取り組む課題: 女流名人戦の記事の抜粋で、西山朋佳女流二冠は女流名人位の奪還について「うれしく思っています」と語っている。本人の言葉に基づき、そう感じた理由を説明しなさい。

抜粋:
将棋のユニバーサル杯第52期女流名人戦(主催・報知新聞社ほか)五番勝負第3局が8日、千葉・野田市の関根名人記念館で指された。挑戦者の西山朋佳女流二冠(30)=白玲、女流王将=が福間香奈女流名人(33)=清麗、女王、女流王座、女流王位、倉敷藤花=に勝利し、対戦成績3勝0敗で3期ぶりに女流名人位を奪還した。

 対局の緊張感から解き放たれ、左手薬指のリングにそっと触れた。4年連続の女流名人戦。3期ぶりのタイトル奪還に「挑戦して失敗するということが続いていたかなというところで、満足のいく内容だったけど、結果がついてきていなかった。一つ結果があげられて、そこはうれしく思っています」と安どの笑みを浮かべた。

演習データ:
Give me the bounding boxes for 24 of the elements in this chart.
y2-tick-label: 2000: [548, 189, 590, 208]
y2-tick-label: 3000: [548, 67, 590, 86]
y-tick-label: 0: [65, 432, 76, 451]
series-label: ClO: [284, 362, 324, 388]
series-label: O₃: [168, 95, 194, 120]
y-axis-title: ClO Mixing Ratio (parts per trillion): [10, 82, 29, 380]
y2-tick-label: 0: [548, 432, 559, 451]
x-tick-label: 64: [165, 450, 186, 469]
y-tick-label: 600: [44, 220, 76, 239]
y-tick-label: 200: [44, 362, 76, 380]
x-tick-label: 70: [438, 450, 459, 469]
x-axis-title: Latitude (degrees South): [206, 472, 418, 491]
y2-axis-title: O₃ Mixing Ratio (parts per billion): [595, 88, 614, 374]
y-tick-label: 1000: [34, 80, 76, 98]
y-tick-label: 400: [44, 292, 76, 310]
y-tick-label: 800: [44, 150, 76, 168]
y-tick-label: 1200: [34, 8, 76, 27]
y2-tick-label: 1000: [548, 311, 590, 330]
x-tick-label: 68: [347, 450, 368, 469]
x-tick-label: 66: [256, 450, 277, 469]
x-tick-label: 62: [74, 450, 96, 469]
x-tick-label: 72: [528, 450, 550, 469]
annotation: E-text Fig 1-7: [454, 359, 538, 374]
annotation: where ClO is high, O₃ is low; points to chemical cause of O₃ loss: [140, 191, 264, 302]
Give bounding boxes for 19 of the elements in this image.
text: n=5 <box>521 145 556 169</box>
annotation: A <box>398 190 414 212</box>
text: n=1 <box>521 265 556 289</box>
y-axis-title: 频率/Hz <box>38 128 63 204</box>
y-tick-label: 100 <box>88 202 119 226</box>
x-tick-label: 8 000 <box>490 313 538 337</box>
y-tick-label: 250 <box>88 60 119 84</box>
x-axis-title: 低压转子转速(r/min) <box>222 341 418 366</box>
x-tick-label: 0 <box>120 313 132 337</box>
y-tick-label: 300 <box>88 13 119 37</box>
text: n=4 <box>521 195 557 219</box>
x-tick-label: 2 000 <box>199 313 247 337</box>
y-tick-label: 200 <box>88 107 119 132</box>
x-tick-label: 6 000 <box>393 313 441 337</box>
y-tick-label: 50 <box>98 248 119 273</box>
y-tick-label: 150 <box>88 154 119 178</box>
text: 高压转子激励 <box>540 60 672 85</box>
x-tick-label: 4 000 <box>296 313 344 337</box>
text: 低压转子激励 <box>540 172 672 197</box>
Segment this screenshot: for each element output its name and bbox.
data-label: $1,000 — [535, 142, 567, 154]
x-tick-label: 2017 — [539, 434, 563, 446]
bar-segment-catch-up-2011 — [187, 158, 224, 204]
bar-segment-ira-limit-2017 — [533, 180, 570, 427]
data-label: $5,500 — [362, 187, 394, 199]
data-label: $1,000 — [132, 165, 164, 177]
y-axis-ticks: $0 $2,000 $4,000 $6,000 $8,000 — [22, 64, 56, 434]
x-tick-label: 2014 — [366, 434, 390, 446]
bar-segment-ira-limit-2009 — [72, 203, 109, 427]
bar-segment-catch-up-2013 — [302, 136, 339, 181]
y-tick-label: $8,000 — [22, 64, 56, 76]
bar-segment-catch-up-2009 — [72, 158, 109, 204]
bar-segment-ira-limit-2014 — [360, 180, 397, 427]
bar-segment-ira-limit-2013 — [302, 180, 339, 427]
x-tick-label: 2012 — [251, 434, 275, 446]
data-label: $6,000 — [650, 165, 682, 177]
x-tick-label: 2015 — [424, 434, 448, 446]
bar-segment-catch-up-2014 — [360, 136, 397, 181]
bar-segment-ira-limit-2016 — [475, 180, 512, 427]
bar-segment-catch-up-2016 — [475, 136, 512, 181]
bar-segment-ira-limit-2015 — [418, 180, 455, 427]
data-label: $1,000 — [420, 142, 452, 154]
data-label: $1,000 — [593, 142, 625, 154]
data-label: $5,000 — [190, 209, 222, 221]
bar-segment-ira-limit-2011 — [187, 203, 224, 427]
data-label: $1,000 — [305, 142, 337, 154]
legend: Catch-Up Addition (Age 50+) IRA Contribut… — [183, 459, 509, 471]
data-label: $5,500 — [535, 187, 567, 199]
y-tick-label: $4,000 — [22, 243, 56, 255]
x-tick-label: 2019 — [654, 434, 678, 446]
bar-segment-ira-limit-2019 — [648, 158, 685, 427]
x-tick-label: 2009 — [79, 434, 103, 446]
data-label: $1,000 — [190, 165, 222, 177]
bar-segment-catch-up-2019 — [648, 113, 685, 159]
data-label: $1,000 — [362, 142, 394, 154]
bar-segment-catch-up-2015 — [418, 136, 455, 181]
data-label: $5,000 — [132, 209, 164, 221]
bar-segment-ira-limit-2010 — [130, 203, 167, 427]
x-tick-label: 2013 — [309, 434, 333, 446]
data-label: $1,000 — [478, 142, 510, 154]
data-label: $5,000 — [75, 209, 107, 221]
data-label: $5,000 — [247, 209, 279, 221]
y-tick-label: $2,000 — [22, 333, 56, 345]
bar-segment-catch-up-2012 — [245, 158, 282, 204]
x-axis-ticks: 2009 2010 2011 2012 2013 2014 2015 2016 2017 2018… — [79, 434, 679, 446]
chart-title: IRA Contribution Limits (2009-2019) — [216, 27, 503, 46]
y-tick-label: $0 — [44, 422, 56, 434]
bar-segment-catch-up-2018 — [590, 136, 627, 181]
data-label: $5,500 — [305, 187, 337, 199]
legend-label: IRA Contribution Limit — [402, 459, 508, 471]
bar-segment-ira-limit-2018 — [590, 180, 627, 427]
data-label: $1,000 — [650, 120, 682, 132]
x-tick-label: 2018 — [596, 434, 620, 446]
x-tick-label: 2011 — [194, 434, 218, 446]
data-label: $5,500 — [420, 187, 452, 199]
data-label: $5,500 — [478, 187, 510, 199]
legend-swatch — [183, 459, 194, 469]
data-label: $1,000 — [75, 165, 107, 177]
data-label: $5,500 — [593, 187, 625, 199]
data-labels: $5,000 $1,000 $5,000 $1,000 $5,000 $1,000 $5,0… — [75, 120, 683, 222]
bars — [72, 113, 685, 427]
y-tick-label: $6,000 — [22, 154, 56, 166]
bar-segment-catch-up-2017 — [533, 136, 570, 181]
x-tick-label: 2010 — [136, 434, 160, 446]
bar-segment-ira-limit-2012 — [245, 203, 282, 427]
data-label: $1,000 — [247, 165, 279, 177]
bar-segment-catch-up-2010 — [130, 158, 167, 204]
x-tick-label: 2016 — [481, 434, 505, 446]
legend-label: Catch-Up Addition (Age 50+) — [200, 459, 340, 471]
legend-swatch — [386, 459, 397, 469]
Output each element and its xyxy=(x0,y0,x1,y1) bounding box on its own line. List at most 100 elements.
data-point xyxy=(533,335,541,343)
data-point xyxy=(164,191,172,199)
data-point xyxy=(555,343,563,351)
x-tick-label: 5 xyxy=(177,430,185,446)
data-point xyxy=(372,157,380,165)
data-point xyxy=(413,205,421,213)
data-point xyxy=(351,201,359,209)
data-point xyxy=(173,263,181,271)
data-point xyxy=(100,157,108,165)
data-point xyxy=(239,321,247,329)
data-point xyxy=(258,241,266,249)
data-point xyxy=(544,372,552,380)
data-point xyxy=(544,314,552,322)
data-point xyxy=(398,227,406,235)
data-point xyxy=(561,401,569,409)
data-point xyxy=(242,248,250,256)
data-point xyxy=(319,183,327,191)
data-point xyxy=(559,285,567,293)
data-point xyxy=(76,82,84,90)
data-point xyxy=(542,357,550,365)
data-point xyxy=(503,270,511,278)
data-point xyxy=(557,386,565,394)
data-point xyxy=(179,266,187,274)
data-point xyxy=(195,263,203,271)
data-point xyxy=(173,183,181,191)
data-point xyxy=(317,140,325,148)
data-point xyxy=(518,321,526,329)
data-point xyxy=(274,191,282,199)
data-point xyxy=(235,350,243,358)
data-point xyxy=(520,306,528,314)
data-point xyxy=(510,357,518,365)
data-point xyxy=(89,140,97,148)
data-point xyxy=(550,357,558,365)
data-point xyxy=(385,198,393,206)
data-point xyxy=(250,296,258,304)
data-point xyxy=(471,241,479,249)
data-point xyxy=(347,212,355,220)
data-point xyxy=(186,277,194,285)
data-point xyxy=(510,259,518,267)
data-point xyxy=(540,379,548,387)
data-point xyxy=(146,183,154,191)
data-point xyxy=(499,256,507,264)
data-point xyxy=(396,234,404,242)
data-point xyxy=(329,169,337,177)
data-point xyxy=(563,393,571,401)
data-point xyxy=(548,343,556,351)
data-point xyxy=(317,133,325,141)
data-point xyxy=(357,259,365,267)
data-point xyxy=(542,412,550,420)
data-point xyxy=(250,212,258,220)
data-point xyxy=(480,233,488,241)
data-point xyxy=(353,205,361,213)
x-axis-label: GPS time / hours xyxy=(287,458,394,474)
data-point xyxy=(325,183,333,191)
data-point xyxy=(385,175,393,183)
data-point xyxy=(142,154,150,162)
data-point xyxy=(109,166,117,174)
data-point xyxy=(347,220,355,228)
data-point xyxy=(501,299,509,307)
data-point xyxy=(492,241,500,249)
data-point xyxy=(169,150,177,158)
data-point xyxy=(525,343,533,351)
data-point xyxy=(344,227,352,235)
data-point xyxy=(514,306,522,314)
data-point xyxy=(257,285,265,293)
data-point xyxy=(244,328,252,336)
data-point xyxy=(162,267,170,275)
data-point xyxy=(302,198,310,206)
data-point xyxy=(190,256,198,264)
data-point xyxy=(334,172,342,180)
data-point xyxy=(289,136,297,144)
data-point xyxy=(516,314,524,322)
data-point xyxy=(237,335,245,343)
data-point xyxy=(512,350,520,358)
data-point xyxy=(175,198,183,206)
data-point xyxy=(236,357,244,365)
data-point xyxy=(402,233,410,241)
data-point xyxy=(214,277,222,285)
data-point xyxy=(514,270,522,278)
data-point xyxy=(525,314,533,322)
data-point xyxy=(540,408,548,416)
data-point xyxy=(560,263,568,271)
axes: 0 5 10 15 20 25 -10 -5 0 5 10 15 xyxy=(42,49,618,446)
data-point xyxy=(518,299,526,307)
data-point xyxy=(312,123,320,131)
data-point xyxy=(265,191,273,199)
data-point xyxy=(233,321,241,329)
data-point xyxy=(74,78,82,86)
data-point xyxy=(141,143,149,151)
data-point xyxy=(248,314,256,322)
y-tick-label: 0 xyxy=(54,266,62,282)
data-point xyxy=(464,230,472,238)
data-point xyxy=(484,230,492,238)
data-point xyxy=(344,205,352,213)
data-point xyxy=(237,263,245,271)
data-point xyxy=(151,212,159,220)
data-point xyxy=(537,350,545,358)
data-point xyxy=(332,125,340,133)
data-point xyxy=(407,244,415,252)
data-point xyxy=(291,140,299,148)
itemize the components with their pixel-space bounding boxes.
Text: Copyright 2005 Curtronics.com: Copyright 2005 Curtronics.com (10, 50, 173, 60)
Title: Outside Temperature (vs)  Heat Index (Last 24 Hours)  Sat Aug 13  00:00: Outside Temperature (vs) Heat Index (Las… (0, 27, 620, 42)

解答: 挑戦しては失敗することが続き、内容には満足できても結果がついてきていなかった。今回、3期ぶりに女流名人位を奪還して一つ結果をあげられたから。